## WORK TO DO:
Are you able to quote each entry exactly as written?
### SUPPLIED INFORMATION ###
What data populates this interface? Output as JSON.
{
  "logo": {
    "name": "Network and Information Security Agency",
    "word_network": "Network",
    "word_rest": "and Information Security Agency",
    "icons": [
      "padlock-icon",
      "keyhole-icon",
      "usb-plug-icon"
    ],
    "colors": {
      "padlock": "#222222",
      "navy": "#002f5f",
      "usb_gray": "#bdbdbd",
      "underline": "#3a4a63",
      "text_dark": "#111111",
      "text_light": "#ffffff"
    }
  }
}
###
## COMPLETE ANSWER:
What data populates this interface? Output as JSON.
{
  "logo": {
    "name": "Network and Information Security Agency",
    "word_network": "Network",
    "word_rest": "and Information Security Agency",
    "icons": [
      "padlock-icon",
      "keyhole-icon",
      "usb-plug-icon"
    ],
    "colors": {
      "padlock": "#222222",
      "navy": "#002f5f",
      "usb_gray": "#bdbdbd",
      "underline": "#3a4a63",
      "text_dark": "#111111",
      "text_light": "#ffffff"
    }
  }
}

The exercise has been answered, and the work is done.